YOUR TASK |
Show each line of the data below that has the string "this" in it.

Figure contents as structured data |
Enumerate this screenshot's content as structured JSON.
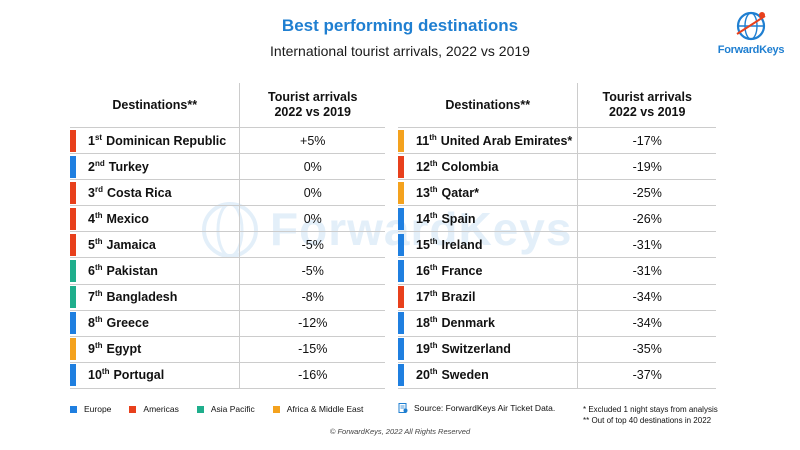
{
  "header": {
    "title": "Best performing destinations",
    "subtitle": "International tourist arrivals, 2022 vs 2019",
    "logo_text": "ForwardKeys",
    "watermark_text": "ForwardKeys"
  },
  "table_headers": {
    "destination": "Destinations**",
    "arrivals_line1": "Tourist arrivals",
    "arrivals_line2": "2022 vs 2019"
  },
  "left_rows": [
    {
      "num": "1",
      "suffix": "st",
      "name": "Dominican Republic",
      "value": "+5%",
      "region": "americas"
    },
    {
      "num": "2",
      "suffix": "nd",
      "name": "Turkey",
      "value": "0%",
      "region": "europe"
    },
    {
      "num": "3",
      "suffix": "rd",
      "name": "Costa Rica",
      "value": "0%",
      "region": "americas"
    },
    {
      "num": "4",
      "suffix": "th",
      "name": "Mexico",
      "value": "0%",
      "region": "americas"
    },
    {
      "num": "5",
      "suffix": "th",
      "name": "Jamaica",
      "value": "-5%",
      "region": "americas"
    },
    {
      "num": "6",
      "suffix": "th",
      "name": "Pakistan",
      "value": "-5%",
      "region": "asia"
    },
    {
      "num": "7",
      "suffix": "th",
      "name": "Bangladesh",
      "value": "-8%",
      "region": "asia"
    },
    {
      "num": "8",
      "suffix": "th",
      "name": "Greece",
      "value": "-12%",
      "region": "europe"
    },
    {
      "num": "9",
      "suffix": "th",
      "name": "Egypt",
      "value": "-15%",
      "region": "africa"
    },
    {
      "num": "10",
      "suffix": "th",
      "name": "Portugal",
      "value": "-16%",
      "region": "europe"
    }
  ],
  "right_rows": [
    {
      "num": "11",
      "suffix": "th",
      "name": "United Arab Emirates*",
      "value": "-17%",
      "region": "africa"
    },
    {
      "num": "12",
      "suffix": "th",
      "name": "Colombia",
      "value": "-19%",
      "region": "americas"
    },
    {
      "num": "13",
      "suffix": "th",
      "name": "Qatar*",
      "value": "-25%",
      "region": "africa"
    },
    {
      "num": "14",
      "suffix": "th",
      "name": "Spain",
      "value": "-26%",
      "region": "europe"
    },
    {
      "num": "15",
      "suffix": "th",
      "name": "Ireland",
      "value": "-31%",
      "region": "europe"
    },
    {
      "num": "16",
      "suffix": "th",
      "name": "France",
      "value": "-31%",
      "region": "europe"
    },
    {
      "num": "17",
      "suffix": "th",
      "name": "Brazil",
      "value": "-34%",
      "region": "americas"
    },
    {
      "num": "18",
      "suffix": "th",
      "name": "Denmark",
      "value": "-34%",
      "region": "europe"
    },
    {
      "num": "19",
      "suffix": "th",
      "name": "Switzerland",
      "value": "-35%",
      "region": "europe"
    },
    {
      "num": "20",
      "suffix": "th",
      "name": "Sweden",
      "value": "-37%",
      "region": "europe"
    }
  ],
  "region_colors": {
    "europe": "#1f7fe0",
    "americas": "#e8401c",
    "asia": "#1fae8c",
    "africa": "#f4a21e"
  },
  "legend": [
    {
      "label": "Europe",
      "region": "europe"
    },
    {
      "label": "Americas",
      "region": "americas"
    },
    {
      "label": "Asia Pacific",
      "region": "asia"
    },
    {
      "label": "Africa & Middle East",
      "region": "africa"
    }
  ],
  "footer": {
    "source": "Source: ForwardKeys Air Ticket Data.",
    "note1": "* Excluded 1 night stays from analysis",
    "note2": "** Out of top 40 destinations in 2022",
    "copyright": "© ForwardKeys, 2022  All Rights Reserved"
  },
  "colors": {
    "title": "#1f7fd1",
    "divider": "#cccccc"
  }
}
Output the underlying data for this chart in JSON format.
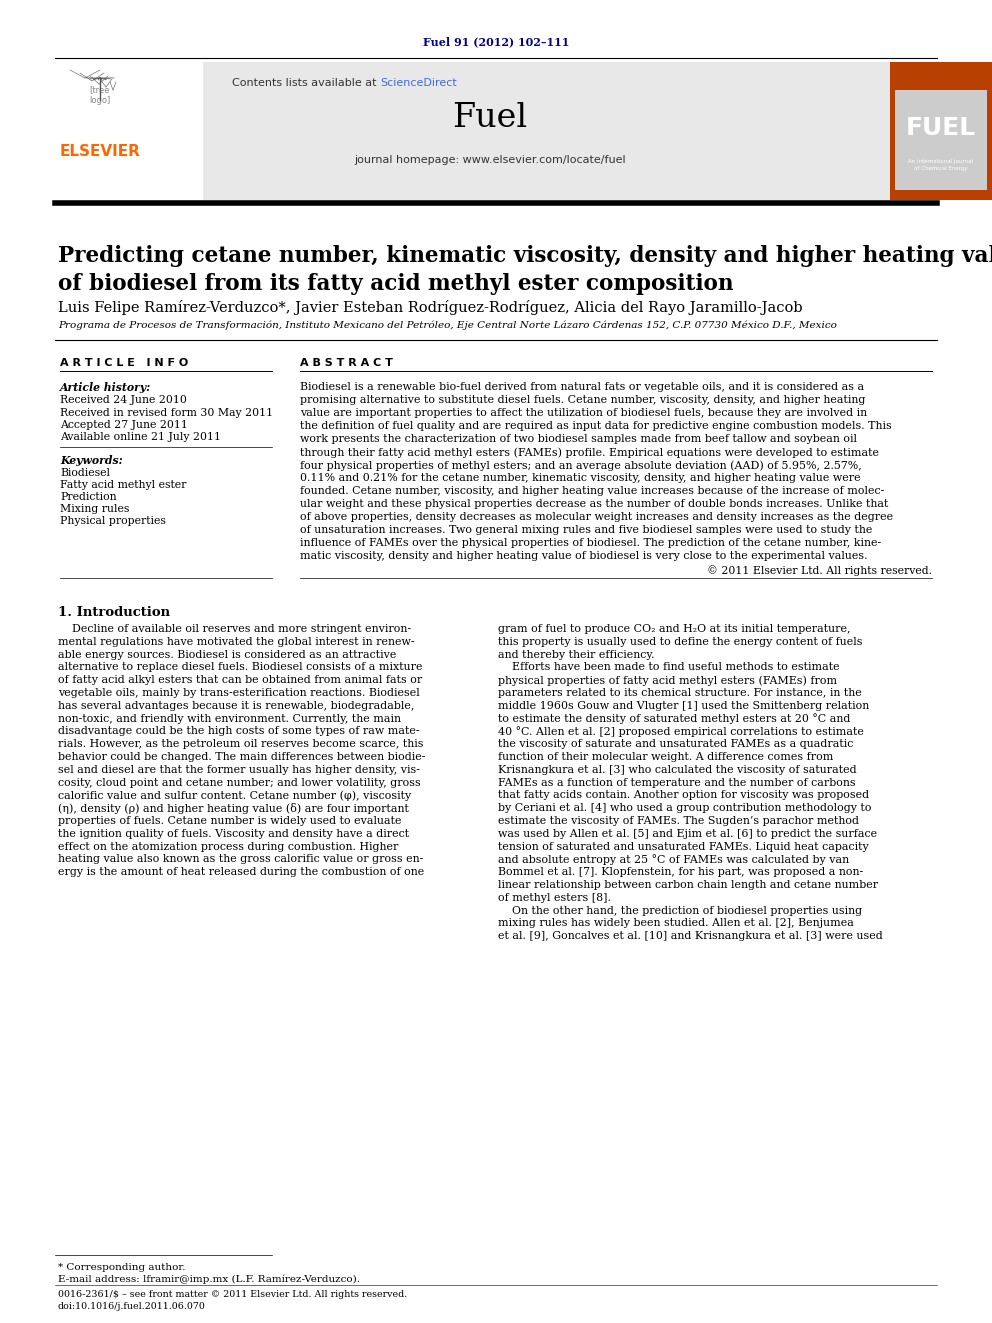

ANSWER TO THE PROBLEM |
Enumerate this screenshot's content as structured JSON.
Output the underlying data for this chart in JSON format.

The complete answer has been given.